§ Task directions: Note how many lines hold the string "post" and give that number without any other words.

§ Raw records:
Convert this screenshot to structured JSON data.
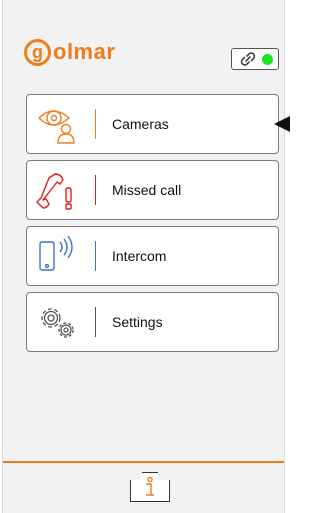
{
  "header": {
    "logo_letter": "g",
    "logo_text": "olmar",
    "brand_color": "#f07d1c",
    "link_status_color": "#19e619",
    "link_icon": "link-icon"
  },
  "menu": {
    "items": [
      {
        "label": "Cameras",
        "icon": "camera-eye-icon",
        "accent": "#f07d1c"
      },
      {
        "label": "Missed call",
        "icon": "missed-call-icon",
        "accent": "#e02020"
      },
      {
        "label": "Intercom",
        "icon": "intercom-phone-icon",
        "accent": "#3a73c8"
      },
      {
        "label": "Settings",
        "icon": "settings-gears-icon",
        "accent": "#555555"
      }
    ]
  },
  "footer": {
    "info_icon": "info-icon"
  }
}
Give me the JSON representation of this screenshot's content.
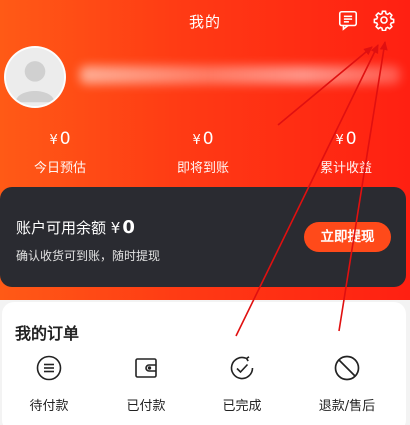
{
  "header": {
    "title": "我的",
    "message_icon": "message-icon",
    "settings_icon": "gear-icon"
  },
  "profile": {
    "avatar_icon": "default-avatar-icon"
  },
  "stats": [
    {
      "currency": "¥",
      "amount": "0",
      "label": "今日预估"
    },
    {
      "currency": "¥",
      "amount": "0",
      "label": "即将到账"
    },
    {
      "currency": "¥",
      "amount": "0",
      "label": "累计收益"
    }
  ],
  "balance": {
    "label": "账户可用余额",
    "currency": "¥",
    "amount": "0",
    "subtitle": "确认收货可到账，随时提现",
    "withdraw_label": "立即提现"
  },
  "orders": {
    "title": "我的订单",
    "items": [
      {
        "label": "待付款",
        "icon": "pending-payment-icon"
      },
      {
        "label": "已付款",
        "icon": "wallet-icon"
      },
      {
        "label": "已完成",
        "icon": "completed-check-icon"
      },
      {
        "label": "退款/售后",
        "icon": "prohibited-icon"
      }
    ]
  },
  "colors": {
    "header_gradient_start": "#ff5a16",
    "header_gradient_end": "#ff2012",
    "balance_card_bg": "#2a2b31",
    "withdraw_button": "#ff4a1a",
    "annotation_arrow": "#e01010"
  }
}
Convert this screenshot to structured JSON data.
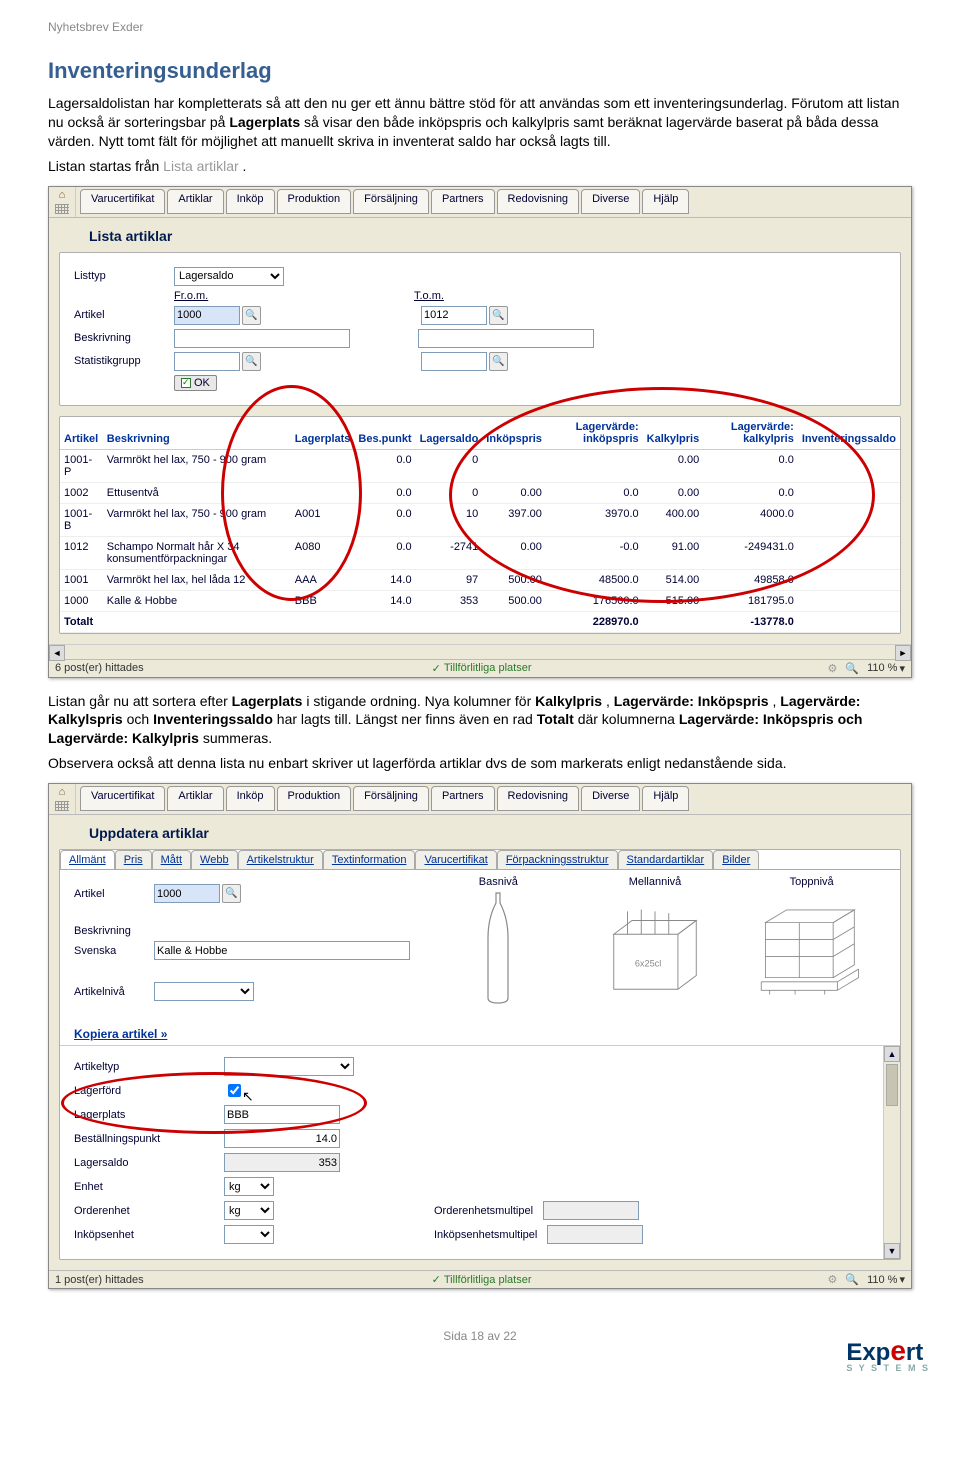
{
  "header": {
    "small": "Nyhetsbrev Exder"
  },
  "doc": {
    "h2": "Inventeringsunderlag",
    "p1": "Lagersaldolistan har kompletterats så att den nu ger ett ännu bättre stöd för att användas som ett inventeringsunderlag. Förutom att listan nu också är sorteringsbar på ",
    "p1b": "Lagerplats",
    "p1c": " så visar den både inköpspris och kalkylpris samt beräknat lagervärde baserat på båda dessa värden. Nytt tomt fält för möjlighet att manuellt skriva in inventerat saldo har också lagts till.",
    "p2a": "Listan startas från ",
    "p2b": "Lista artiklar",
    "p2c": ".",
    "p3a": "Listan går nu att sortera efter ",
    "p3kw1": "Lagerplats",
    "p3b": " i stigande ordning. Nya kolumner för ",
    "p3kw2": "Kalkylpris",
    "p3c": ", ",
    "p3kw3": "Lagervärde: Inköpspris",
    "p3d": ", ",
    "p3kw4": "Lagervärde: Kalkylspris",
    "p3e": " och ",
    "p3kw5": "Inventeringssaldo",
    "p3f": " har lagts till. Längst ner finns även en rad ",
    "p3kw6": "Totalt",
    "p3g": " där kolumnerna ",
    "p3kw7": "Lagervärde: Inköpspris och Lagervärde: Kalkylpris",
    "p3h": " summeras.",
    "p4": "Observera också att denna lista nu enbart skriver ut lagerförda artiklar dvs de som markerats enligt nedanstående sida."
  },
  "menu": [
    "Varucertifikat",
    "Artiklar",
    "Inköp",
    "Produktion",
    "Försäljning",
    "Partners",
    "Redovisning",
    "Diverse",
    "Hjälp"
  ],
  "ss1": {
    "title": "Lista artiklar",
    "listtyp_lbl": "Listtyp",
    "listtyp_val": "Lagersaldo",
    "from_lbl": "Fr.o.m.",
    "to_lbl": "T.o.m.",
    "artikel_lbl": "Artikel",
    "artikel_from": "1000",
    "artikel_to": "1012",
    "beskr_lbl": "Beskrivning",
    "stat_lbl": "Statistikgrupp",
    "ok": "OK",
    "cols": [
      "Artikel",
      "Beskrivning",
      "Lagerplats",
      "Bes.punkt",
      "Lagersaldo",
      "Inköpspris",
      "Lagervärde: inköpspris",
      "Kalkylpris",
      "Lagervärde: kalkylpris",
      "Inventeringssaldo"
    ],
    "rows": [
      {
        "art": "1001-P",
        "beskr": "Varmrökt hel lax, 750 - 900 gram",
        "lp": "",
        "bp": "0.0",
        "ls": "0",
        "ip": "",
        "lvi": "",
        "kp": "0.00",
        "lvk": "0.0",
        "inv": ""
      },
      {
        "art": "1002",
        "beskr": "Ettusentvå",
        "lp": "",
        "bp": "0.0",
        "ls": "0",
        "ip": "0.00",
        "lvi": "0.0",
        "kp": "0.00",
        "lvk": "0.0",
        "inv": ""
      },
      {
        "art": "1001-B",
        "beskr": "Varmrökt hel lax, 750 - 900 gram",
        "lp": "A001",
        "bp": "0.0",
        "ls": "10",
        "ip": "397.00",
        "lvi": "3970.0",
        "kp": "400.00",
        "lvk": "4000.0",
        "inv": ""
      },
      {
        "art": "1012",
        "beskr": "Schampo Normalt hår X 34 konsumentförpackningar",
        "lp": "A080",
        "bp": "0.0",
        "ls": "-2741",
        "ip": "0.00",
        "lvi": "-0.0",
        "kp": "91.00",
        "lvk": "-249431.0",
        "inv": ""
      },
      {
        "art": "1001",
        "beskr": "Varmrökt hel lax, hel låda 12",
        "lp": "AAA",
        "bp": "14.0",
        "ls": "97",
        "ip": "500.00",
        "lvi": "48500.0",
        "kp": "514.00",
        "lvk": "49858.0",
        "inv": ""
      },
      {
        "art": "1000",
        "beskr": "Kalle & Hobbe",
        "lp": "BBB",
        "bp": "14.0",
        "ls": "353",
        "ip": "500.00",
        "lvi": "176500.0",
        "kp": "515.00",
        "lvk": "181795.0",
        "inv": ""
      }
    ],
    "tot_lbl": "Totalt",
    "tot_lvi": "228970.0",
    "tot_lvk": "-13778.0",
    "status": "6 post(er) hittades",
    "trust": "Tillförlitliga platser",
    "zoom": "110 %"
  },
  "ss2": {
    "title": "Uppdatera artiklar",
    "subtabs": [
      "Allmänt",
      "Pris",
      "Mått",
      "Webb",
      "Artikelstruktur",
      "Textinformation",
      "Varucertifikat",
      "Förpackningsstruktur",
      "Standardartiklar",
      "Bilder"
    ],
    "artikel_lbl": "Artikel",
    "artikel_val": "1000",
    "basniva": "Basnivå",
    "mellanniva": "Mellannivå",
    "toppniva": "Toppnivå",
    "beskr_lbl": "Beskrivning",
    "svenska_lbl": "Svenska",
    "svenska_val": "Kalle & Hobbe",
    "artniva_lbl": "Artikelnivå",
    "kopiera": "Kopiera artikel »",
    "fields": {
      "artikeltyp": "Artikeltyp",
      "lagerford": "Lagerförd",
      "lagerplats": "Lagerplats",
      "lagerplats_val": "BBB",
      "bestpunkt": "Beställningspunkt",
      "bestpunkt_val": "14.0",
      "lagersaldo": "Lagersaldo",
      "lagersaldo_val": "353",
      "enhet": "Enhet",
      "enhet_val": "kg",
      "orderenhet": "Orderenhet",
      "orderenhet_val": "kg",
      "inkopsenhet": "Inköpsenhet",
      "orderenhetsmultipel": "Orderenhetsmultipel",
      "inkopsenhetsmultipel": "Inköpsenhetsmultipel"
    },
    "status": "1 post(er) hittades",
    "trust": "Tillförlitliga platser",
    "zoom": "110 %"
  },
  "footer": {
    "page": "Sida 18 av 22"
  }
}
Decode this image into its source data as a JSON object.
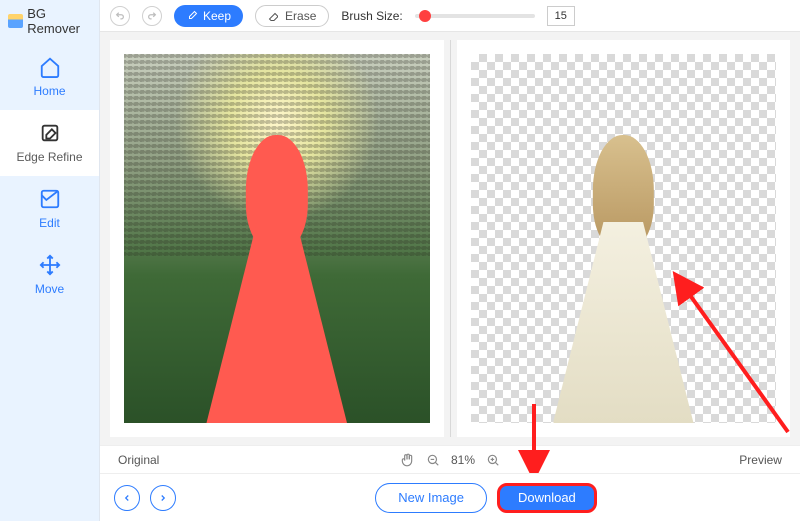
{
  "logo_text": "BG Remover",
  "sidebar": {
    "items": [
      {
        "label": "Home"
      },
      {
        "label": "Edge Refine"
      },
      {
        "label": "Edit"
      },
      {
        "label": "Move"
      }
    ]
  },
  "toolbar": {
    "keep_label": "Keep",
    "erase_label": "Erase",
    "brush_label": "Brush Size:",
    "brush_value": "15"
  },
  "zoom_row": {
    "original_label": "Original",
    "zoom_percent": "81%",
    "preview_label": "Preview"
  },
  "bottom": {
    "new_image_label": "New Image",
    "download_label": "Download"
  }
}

§ Task response: 2